-------- Records provided
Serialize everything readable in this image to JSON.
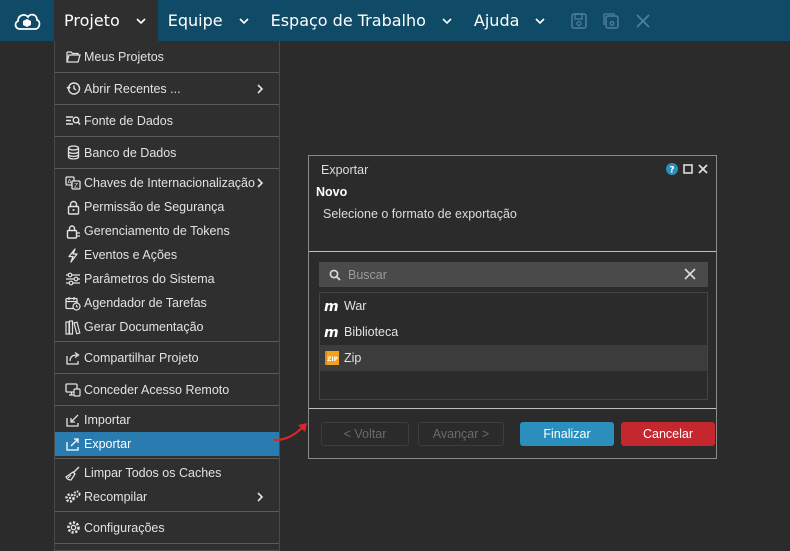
{
  "topbar": {
    "menus": [
      {
        "label": "Projeto"
      },
      {
        "label": "Equipe"
      },
      {
        "label": "Espaço de Trabalho"
      },
      {
        "label": "Ajuda"
      }
    ],
    "icons": [
      "save-icon",
      "save-all-icon",
      "close-icon"
    ]
  },
  "dropdown": {
    "groups": [
      [
        {
          "label": "Meus Projetos",
          "icon": "folder-open-icon"
        }
      ],
      [
        {
          "label": "Abrir Recentes ...",
          "icon": "history-icon",
          "submenu": true
        }
      ],
      [
        {
          "label": "Fonte de Dados",
          "icon": "datasource-icon"
        }
      ],
      [
        {
          "label": "Banco de Dados",
          "icon": "database-icon"
        }
      ],
      [
        {
          "label": "Chaves de Internacionalização",
          "icon": "translate-icon",
          "submenu": true
        },
        {
          "label": "Permissão de Segurança",
          "icon": "lock-icon"
        },
        {
          "label": "Gerenciamento de Tokens",
          "icon": "token-lock-icon"
        },
        {
          "label": "Eventos e Ações",
          "icon": "lightning-icon"
        },
        {
          "label": "Parâmetros do Sistema",
          "icon": "sliders-icon"
        },
        {
          "label": "Agendador de Tarefas",
          "icon": "calendar-clock-icon"
        },
        {
          "label": "Gerar Documentação",
          "icon": "books-icon"
        }
      ],
      [
        {
          "label": "Compartilhar Projeto",
          "icon": "share-icon"
        }
      ],
      [
        {
          "label": "Conceder Acesso Remoto",
          "icon": "remote-access-icon"
        }
      ],
      [
        {
          "label": "Importar",
          "icon": "import-icon"
        },
        {
          "label": "Exportar",
          "icon": "export-icon",
          "active": true
        }
      ],
      [
        {
          "label": "Limpar Todos os Caches",
          "icon": "broom-icon"
        },
        {
          "label": "Recompilar",
          "icon": "gears-icon",
          "submenu": true
        }
      ],
      [
        {
          "label": "Configurações",
          "icon": "gear-icon"
        }
      ]
    ]
  },
  "dialog": {
    "title": "Exportar",
    "heading": "Novo",
    "subtitle": "Selecione o formato de exportação",
    "search_placeholder": "Buscar",
    "items": [
      {
        "label": "War",
        "icon": "m-logo-icon"
      },
      {
        "label": "Biblioteca",
        "icon": "m-logo-icon"
      },
      {
        "label": "Zip",
        "icon": "zip-icon",
        "selected": true
      }
    ],
    "buttons": {
      "back": "< Voltar",
      "next": "Avançar >",
      "finish": "Finalizar",
      "cancel": "Cancelar"
    },
    "colors": {
      "primary": "#2a8fbd",
      "danger": "#c4272e"
    }
  }
}
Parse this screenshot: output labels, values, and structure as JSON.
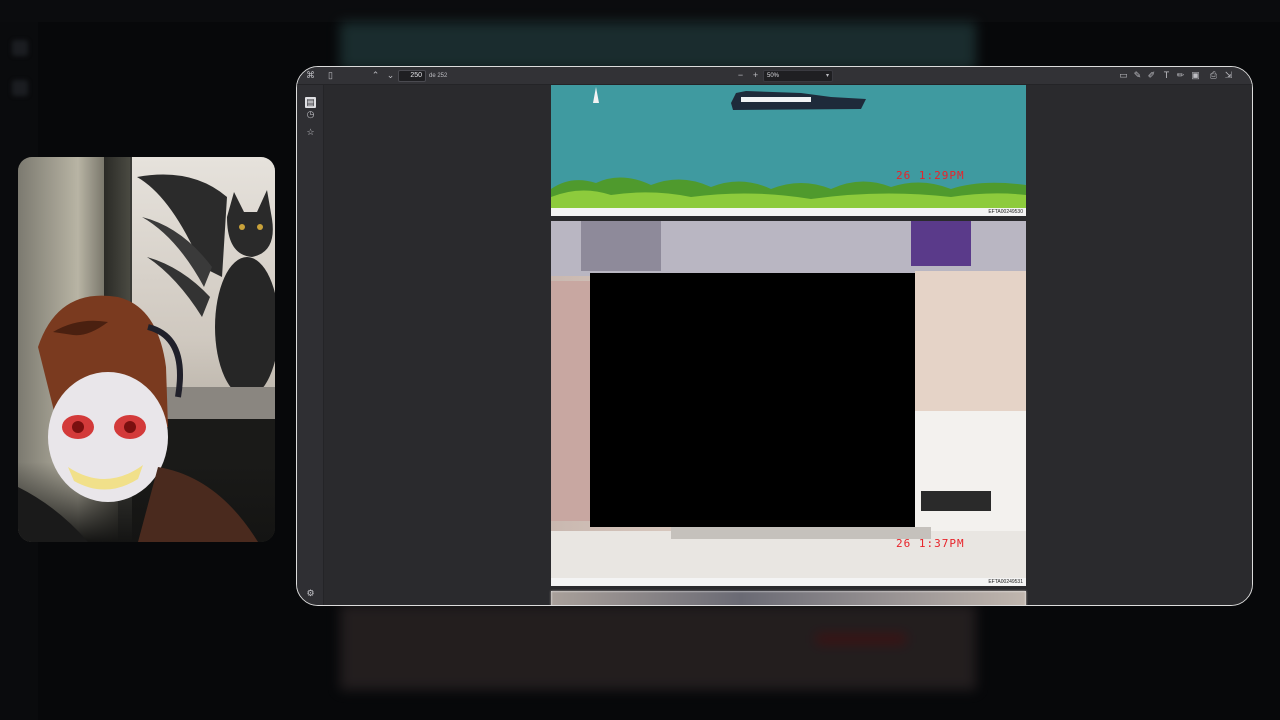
{
  "viewer": {
    "current_page": "250",
    "page_total_label": "de 252",
    "zoom": "50%",
    "zoom_out": "−",
    "zoom_in": "+"
  },
  "toolbar_icons": {
    "sidebar_toggle": "sidebar-toggle-icon",
    "prev_page": "chevron-up-icon",
    "next_page": "chevron-down-icon",
    "right": [
      "comment-icon",
      "edit-page-icon",
      "highlight-icon",
      "text-icon",
      "draw-icon",
      "image-icon",
      "print-icon",
      "save-icon"
    ]
  },
  "rail_icons": [
    "thumbnails-icon",
    "history-icon",
    "star-icon"
  ],
  "pages": [
    {
      "stamp": "26  1:29PM",
      "bates": "EFTA00249530"
    },
    {
      "stamp": "26  1:37PM",
      "bates": "EFTA00249531"
    }
  ],
  "colors": {
    "stamp_red": "#e8232a",
    "viewer_bg": "#2b2b2e",
    "toolbar_bg": "#323236",
    "sea": "#3d9499"
  }
}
----------------
Task description =
Quote the records above in full, dropping each picture.

Response for this exercise =
Serialize everything readable in this image to JSON.
{
  "topbar": {
    "menus": [
      {
        "label": "Projeto"
      },
      {
        "label": "Equipe"
      },
      {
        "label": "Espaço de Trabalho"
      },
      {
        "label": "Ajuda"
      }
    ],
    "icons": [
      "save-icon",
      "save-all-icon",
      "close-icon"
    ]
  },
  "dropdown": {
    "groups": [
      [
        {
          "label": "Meus Projetos",
          "icon": "folder-open-icon"
        }
      ],
      [
        {
          "label": "Abrir Recentes ...",
          "icon": "history-icon",
          "submenu": true
        }
      ],
      [
        {
          "label": "Fonte de Dados",
          "icon": "datasource-icon"
        }
      ],
      [
        {
          "label": "Banco de Dados",
          "icon": "database-icon"
        }
      ],
      [
        {
          "label": "Chaves de Internacionalização",
          "icon": "translate-icon",
          "submenu": true
        },
        {
          "label": "Permissão de Segurança",
          "icon": "lock-icon"
        },
        {
          "label": "Gerenciamento de Tokens",
          "icon": "token-lock-icon"
        },
        {
          "label": "Eventos e Ações",
          "icon": "lightning-icon"
        },
        {
          "label": "Parâmetros do Sistema",
          "icon": "sliders-icon"
        },
        {
          "label": "Agendador de Tarefas",
          "icon": "calendar-clock-icon"
        },
        {
          "label": "Gerar Documentação",
          "icon": "books-icon"
        }
      ],
      [
        {
          "label": "Compartilhar Projeto",
          "icon": "share-icon"
        }
      ],
      [
        {
          "label": "Conceder Acesso Remoto",
          "icon": "remote-access-icon"
        }
      ],
      [
        {
          "label": "Importar",
          "icon": "import-icon"
        },
        {
          "label": "Exportar",
          "icon": "export-icon",
          "active": true
        }
      ],
      [
        {
          "label": "Limpar Todos os Caches",
          "icon": "broom-icon"
        },
        {
          "label": "Recompilar",
          "icon": "gears-icon",
          "submenu": true
        }
      ],
      [
        {
          "label": "Configurações",
          "icon": "gear-icon"
        }
      ]
    ]
  },
  "dialog": {
    "title": "Exportar",
    "heading": "Novo",
    "subtitle": "Selecione o formato de exportação",
    "search_placeholder": "Buscar",
    "items": [
      {
        "label": "War",
        "icon": "m-logo-icon"
      },
      {
        "label": "Biblioteca",
        "icon": "m-logo-icon"
      },
      {
        "label": "Zip",
        "icon": "zip-icon",
        "selected": true
      }
    ],
    "buttons": {
      "back": "< Voltar",
      "next": "Avançar >",
      "finish": "Finalizar",
      "cancel": "Cancelar"
    },
    "colors": {
      "primary": "#2a8fbd",
      "danger": "#c4272e"
    }
  }
}
Parse this screenshot: output labels, values, and structure as JSON.
{
  "viewer": {
    "current_page": "250",
    "page_total_label": "de 252",
    "zoom": "50%",
    "zoom_out": "−",
    "zoom_in": "+"
  },
  "toolbar_icons": {
    "sidebar_toggle": "sidebar-toggle-icon",
    "prev_page": "chevron-up-icon",
    "next_page": "chevron-down-icon",
    "right": [
      "comment-icon",
      "edit-page-icon",
      "highlight-icon",
      "text-icon",
      "draw-icon",
      "image-icon",
      "print-icon",
      "save-icon"
    ]
  },
  "rail_icons": [
    "thumbnails-icon",
    "history-icon",
    "star-icon"
  ],
  "pages": [
    {
      "stamp": "26  1:29PM",
      "bates": "EFTA00249530"
    },
    {
      "stamp": "26  1:37PM",
      "bates": "EFTA00249531"
    }
  ],
  "colors": {
    "stamp_red": "#e8232a",
    "viewer_bg": "#2b2b2e",
    "toolbar_bg": "#323236",
    "sea": "#3d9499"
  }
}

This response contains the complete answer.